— ESTRATTO DEL DOCUMENTO —

L’Europa non si regge più sulla solidarietà ma solo sull’interesse: se si lavora ancora per non chiudere le frontiere o per tenerle un po’ più aperte, non è perché rifiutiamo l’idea di segnare il territorio come fanno i cani, ma perché ritornare alla condizione pre-Schengen può scaricare sui bilanci nazionali ulteriori costi; se l’euro ancora resiste è per la paura dei danni che la sua morte potrebbe produrre a livello finanziario, non perché la moneta venga ancora vissuta come l’inevitabile conseguenza materiale dello stare insieme. La Gran Bretagna ha negoziato (e vinto) per continuare ad avere i vantaggi legati al rimanere dentro e, contemporaneamente, per incrementare quelli che conseguono dal restarne fuori. Cameron gongola dicendo di aver strappato uno “status” particolare per il suo Paese. E perché mai, in futuro, altri non dovrebbero seguirlo sulla via della “particolarità”? Che razza di Unione è quella in cui si minaccia la Grecia che dentro vuole rimanere sobbarcandosi sanguinosi sacrifici e poi si consente a Londra di stare con un piede e mezzo fuori, di contribuire molto meno degli altri e, allo stesso tempo, di condizionare molto più degli altri?
Conviviamo per interesse perché l’amore è sfiorito da tempo. E per farlo rifiorire un progetto, per quanto ben costruito, non basta. Poteva bastare qualche decennio fa, quando avremmo dovuto far precedere all’edificazione dell’Europa dei quattrini, quella delle rappresentanze figlie della sovranità popolare, della politica, dei governi legittimi e soprattutto legittimati. Ma non interessava. Abbiamo agevolato l’approdo a Bruxelles dei paesi dell’Est sulla base di un principio di solidarietà che ora quegli stessi paesi, arroccati su posizioni di chiusura culturale prima ancora che politica, si preoccupano di inaridire, di negare.

— ESERCIZI —
(1) Riporta senza alcuna modifica la parte del brano sull'Unione europea che si apre con le parole contenenti "Conviviamo per interesse" e si chiude con "inaridire, di negare.".
(2) Rispondi alle seguenti domande sul brano sull'Unione europea.
(a) Che cosa dice Cameron di aver strappato per il suo Paese?
(b) Quale paese viene minacciato pur volendo rimanere dentro l'Unione?
(c) In base a quale principio è stato agevolato l'approdo a Bruxelles dei paesi dell'Est?
(3) Continua il brano sull'Unione europea a partire dalla sua ultima frase.

— DATI FORNITI —

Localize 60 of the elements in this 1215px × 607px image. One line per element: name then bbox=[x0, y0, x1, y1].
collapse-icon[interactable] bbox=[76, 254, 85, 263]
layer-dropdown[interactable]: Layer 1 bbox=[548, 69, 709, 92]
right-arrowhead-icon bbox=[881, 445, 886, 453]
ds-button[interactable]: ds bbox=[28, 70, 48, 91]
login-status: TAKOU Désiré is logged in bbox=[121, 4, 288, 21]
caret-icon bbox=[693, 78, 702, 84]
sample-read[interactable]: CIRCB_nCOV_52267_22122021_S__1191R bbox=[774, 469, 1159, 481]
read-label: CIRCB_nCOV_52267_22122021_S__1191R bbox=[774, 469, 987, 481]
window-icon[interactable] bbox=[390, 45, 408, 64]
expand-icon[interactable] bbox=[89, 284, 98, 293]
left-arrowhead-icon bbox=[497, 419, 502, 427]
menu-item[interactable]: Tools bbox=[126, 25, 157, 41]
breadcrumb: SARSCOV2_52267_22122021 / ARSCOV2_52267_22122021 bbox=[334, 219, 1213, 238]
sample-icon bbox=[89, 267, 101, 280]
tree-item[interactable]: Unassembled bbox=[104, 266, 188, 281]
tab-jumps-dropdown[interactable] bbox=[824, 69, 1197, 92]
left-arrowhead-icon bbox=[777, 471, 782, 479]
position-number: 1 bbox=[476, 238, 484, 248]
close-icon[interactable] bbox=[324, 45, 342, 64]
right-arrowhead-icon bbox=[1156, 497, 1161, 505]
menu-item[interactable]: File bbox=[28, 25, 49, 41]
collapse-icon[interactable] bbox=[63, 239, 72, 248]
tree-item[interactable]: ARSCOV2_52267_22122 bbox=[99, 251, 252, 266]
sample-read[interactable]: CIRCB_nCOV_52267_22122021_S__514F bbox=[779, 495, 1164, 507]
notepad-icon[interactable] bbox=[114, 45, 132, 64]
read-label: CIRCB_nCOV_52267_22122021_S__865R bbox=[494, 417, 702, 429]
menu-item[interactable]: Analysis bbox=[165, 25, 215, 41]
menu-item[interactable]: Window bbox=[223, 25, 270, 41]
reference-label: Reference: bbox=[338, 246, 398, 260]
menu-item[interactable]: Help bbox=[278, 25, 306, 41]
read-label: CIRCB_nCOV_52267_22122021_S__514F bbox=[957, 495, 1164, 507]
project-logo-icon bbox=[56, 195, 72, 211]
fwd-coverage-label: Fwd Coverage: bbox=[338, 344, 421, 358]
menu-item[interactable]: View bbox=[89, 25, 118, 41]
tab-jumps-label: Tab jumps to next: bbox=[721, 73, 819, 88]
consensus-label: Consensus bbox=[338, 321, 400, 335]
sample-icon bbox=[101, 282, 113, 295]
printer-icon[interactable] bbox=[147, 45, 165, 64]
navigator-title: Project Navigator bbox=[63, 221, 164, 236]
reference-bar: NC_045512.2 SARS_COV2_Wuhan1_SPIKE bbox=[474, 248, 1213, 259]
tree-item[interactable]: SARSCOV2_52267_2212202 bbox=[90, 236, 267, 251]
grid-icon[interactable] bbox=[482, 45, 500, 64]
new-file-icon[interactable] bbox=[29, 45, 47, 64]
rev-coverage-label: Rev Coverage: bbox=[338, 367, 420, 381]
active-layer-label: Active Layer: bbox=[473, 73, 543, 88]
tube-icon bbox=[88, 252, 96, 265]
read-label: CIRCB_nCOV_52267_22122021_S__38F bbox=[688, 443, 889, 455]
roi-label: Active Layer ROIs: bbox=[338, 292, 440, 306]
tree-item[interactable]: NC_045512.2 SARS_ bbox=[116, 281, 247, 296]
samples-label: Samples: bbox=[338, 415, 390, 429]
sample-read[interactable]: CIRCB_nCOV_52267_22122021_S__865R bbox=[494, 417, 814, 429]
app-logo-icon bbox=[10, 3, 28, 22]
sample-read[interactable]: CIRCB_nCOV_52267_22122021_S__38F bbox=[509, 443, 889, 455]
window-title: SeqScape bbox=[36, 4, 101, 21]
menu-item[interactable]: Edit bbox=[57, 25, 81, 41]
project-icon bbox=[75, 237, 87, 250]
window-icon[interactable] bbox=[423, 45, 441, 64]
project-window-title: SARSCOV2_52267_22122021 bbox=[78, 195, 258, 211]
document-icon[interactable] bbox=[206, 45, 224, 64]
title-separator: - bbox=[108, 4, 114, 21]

— SOLUZIONI —
(1)
Conviviamo per interesse perché l’amore è sfiorito da tempo. E per farlo rifiorire un progetto, per quanto ben costruito, non basta. Poteva bastare qualche decennio fa, quando avremmo dovuto far precedere all’edificazione dell’Europa dei quattrini, quella delle rappresentanze figlie della sovranità popolare, della politica, dei governi legittimi e soprattutto legittimati. Ma non interessava. Abbiamo agevolato l’approdo a Bruxelles dei paesi dell’Est sulla base di un principio di solidarietà che ora quegli stessi paesi, arroccati su posizioni di chiusura culturale prima ancora che politica, si preoccupano di inaridire, di negare.

(2)
(a) Uno "status" particolare.
(b) La Grecia.
(c) Un principio di solidarietà.

(3)
A questo punto all’Europa non manca un progetto, manca l’Anima. Quell’anima (o quell’idea di anima) che gli orrori della guerra avevano fatto nascere come inderogabile condizione di civile e pacifica convivenza per il futuro. Era un’anima solidale, un’anima sociale, un’anima che parlava di una libertà della condizione personale, dello spirito e della mente che non poteva essere disgiunta da quella dal bisogno. Era un’anima che si basava sulla contaminazione delle idee che attraversando i diversi punti cardinali del continente finivano per informare quasi tutte le costituzioni nate in quell’epoca. Quell’anima non c’è più, travolta dall’egoismo liberista, dalle irrefrenabili pulsioni affaristiche, dalle cricche finanziarie assistite dall’ottuso servilismo dei burocrati, dalla mutazione genetica e geografica di un continente che scivola sempre di più a destra, verso derive intolleranti, rabbiose e xenofobe traendo alimento da paure ancestrali, anche comprensibili, ma sostanzialmente infondate, gonfiate ad arte con gli strumenti del marketing elettorale. E’ come se la ragione si fosse addormentata lasciando il posto al solo istinto di sopravvivenza. Quando questo capita il risultato è spesso quello indicato da Bertolt Brecht: l’improvvisa nascita di mostri. In giro se ne vede già qualcuno.